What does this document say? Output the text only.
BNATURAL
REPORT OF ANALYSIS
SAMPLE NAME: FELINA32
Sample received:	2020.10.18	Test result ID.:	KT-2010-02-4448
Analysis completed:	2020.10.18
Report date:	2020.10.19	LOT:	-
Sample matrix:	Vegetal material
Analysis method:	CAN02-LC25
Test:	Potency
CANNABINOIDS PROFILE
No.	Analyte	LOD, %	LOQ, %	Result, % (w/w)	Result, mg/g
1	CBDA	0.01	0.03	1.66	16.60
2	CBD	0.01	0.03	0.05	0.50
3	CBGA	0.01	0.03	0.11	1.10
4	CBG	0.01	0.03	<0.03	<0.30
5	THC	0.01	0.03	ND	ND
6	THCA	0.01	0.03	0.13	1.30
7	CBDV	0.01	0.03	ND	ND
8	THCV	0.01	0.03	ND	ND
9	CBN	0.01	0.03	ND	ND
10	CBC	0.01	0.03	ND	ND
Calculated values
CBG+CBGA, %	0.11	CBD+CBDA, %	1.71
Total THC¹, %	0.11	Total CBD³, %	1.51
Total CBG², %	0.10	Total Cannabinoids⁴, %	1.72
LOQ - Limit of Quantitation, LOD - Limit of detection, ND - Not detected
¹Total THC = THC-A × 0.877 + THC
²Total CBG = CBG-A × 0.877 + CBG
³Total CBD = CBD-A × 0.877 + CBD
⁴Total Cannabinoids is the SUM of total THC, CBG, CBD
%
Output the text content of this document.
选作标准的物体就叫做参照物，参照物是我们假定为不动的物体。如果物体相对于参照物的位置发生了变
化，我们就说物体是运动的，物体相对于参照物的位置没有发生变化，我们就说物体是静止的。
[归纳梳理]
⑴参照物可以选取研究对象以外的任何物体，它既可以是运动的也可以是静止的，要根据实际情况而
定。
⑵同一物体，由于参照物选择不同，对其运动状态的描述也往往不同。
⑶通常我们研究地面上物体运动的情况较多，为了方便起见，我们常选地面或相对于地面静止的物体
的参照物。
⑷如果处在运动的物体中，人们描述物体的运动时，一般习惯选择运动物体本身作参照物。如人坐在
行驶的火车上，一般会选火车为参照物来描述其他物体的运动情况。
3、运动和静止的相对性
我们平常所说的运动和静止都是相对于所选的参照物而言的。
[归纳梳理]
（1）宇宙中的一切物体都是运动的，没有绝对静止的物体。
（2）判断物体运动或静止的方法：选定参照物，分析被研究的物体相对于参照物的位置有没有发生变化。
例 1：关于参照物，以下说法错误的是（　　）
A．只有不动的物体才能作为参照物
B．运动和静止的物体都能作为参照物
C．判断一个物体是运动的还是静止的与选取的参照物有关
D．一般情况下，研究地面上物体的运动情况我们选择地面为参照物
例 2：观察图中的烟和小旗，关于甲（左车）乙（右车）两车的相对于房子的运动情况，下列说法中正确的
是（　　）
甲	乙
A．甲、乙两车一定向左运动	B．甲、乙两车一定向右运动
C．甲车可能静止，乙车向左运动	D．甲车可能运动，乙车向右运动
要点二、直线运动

WHAT NEEDS TO BE DONE: Write the data from above out again, exactly.

REPLY:
What does this document say? Output the text only.
BNATURAL
REPORT OF ANALYSIS
SAMPLE NAME: FELINA32
Sample received:	2020.10.18	Test result ID.:	KT-2010-02-4448
Analysis completed:	2020.10.18
Report date:	2020.10.19	LOT:	-
Sample matrix:	Vegetal material
Analysis method:	CAN02-LC25
Test:	Potency
CANNABINOIDS PROFILE
No.	Analyte	LOD, %	LOQ, %	Result, % (w/w)	Result, mg/g
1	CBDA	0.01	0.03	1.66	16.60
2	CBD	0.01	0.03	0.05	0.50
3	CBGA	0.01	0.03	0.11	1.10
4	CBG	0.01	0.03	<0.03	<0.30
5	THC	0.01	0.03	ND	ND
6	THCA	0.01	0.03	0.13	1.30
7	CBDV	0.01	0.03	ND	ND
8	THCV	0.01	0.03	ND	ND
9	CBN	0.01	0.03	ND	ND
10	CBC	0.01	0.03	ND	ND
Calculated values
CBG+CBGA, %	0.11	CBD+CBDA, %	1.71
Total THC¹, %	0.11	Total CBD³, %	1.51
Total CBG², %	0.10	Total Cannabinoids⁴, %	1.72
LOQ - Limit of Quantitation, LOD - Limit of detection, ND - Not detected
¹Total THC = THC-A × 0.877 + THC
²Total CBG = CBG-A × 0.877 + CBG
³Total CBD = CBD-A × 0.877 + CBD
⁴Total Cannabinoids is the SUM of total THC, CBG, CBD
%
Output the text content of this document.
选作标准的物体就叫做参照物，参照物是我们假定为不动的物体。如果物体相对于参照物的位置发生了变
化，我们就说物体是运动的，物体相对于参照物的位置没有发生变化，我们就说物体是静止的。
[归纳梳理]
⑴参照物可以选取研究对象以外的任何物体，它既可以是运动的也可以是静止的，要根据实际情况而
定。
⑵同一物体，由于参照物选择不同，对其运动状态的描述也往往不同。
⑶通常我们研究地面上物体运动的情况较多，为了方便起见，我们常选地面或相对于地面静止的物体
的参照物。
⑷如果处在运动的物体中，人们描述物体的运动时，一般习惯选择运动物体本身作参照物。如人坐在
行驶的火车上，一般会选火车为参照物来描述其他物体的运动情况。
3、运动和静止的相对性
我们平常所说的运动和静止都是相对于所选的参照物而言的。
[归纳梳理]
（1）宇宙中的一切物体都是运动的，没有绝对静止的物体。
（2）判断物体运动或静止的方法：选定参照物，分析被研究的物体相对于参照物的位置有没有发生变化。
例 1：关于参照物，以下说法错误的是（　　）
A．只有不动的物体才能作为参照物
B．运动和静止的物体都能作为参照物
C．判断一个物体是运动的还是静止的与选取的参照物有关
D．一般情况下，研究地面上物体的运动情况我们选择地面为参照物
例 2：观察图中的烟和小旗，关于甲（左车）乙（右车）两车的相对于房子的运动情况，下列说法中正确的
是（　　）
甲	乙
A．甲、乙两车一定向左运动	B．甲、乙两车一定向右运动
C．甲车可能静止，乙车向左运动	D．甲车可能运动，乙车向右运动
要点二、直线运动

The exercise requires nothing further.